> _Directions for this task_
Convert the lines below into a JSON list of strings, one string per line, skipping blank lines and leaving the picture out.
[Start]
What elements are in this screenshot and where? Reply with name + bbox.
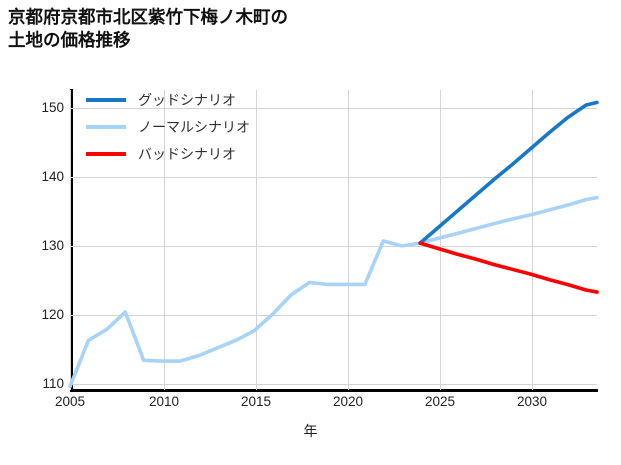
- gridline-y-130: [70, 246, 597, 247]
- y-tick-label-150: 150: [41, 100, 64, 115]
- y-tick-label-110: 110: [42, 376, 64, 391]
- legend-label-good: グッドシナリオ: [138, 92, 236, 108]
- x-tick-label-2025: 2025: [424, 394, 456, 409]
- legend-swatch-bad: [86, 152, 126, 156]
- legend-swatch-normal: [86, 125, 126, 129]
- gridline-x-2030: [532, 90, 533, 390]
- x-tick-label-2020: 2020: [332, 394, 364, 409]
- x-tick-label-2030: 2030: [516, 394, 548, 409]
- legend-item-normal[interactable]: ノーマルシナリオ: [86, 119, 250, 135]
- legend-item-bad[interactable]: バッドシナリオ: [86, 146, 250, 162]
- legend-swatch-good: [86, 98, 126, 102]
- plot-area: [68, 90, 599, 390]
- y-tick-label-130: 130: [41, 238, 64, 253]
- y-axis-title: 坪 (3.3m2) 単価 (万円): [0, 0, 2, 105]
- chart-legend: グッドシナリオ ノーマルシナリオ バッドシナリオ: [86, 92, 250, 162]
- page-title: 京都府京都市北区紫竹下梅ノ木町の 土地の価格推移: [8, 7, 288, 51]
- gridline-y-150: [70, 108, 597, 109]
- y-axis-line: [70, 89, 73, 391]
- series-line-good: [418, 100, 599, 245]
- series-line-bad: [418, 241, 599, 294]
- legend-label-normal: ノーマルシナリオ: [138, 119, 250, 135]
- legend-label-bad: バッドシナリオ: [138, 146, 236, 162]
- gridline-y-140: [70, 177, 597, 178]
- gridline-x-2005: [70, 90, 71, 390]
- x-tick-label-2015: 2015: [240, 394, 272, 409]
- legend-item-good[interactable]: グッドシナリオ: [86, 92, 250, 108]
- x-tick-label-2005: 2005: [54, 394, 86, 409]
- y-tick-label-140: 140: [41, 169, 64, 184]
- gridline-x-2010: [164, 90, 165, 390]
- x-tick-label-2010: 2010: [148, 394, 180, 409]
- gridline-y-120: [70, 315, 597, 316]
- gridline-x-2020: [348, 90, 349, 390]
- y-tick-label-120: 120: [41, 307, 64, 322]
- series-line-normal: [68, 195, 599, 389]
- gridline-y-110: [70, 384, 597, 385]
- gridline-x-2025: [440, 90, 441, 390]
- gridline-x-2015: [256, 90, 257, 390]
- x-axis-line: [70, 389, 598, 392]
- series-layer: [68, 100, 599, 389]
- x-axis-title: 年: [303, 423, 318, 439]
[End]
> _Result_
[
  "What elements are in this screenshot and where? Reply with name + bbox.",
  "- gridline-y-130: [70, 246, 597, 247]",
  "- y-tick-label-150: 150: [41, 100, 64, 115]",
  "- y-tick-label-110: 110: [42, 376, 64, 391]",
  "- legend-label-good: グッドシナリオ: [138, 92, 236, 108]",
  "- x-tick-label-2025: 2025: [424, 394, 456, 409]",
  "- legend-swatch-bad: [86, 152, 126, 156]",
  "- legend-swatch-normal: [86, 125, 126, 129]",
  "- gridline-x-2030: [532, 90, 533, 390]",
  "- x-tick-label-2020: 2020: [332, 394, 364, 409]",
  "- x-tick-label-2030: 2030: [516, 394, 548, 409]",
  "- legend-item-normal[interactable]: ノーマルシナリオ: [86, 119, 250, 135]",
  "- legend-item-bad[interactable]: バッドシナリオ: [86, 146, 250, 162]",
  "- legend-swatch-good: [86, 98, 126, 102]",
  "- plot-area: [68, 90, 599, 390]",
  "- y-tick-label-130: 130: [41, 238, 64, 253]",
  "- y-axis-title: 坪 (3.3m2) 単価 (万円): [0, 0, 2, 105]",
  "- chart-legend: グッドシナリオ ノーマルシナリオ バッドシナリオ: [86, 92, 250, 162]",
  "- page-title: 京都府京都市北区紫竹下梅ノ木町の 土地の価格推移: [8, 7, 288, 51]",
  "- gridline-y-150: [70, 108, 597, 109]",
  "- y-axis-line: [70, 89, 73, 391]",
  "- series-line-good: [418, 100, 599, 245]",
  "- series-line-bad: [418, 241, 599, 294]",
  "- legend-label-normal: ノーマルシナリオ: [138, 119, 250, 135]",
  "- legend-label-bad: バッドシナリオ: [138, 146, 236, 162]",
  "- gridline-y-140: [70, 177, 597, 178]",
  "- gridline-x-2005: [70, 90, 71, 390]",
  "- x-tick-label-2015: 2015: [240, 394, 272, 409]",
  "- legend-item-good[interactable]: グッドシナリオ: [86, 92, 250, 108]",
  "- x-tick-label-2005: 2005: [54, 394, 86, 409]",
  "- y-tick-label-140: 140: [41, 169, 64, 184]",
  "- gridline-x-2010: [164, 90, 165, 390]",
  "- x-tick-label-2010: 2010: [148, 394, 180, 409]",
  "- gridline-y-120: [70, 315, 597, 316]",
  "- gridline-x-2020: [348, 90, 349, 390]",
  "- y-tick-label-120: 120: [41, 307, 64, 322]",
  "- series-line-normal: [68, 195, 599, 389]",
  "- gridline-y-110: [70, 384, 597, 385]",
  "- gridline-x-2025: [440, 90, 441, 390]",
  "- gridline-x-2015: [256, 90, 257, 390]",
  "- x-axis-line: [70, 389, 598, 392]",
  "- series-layer: [68, 100, 599, 389]",
  "- x-axis-title: 年: [303, 423, 318, 439]"
]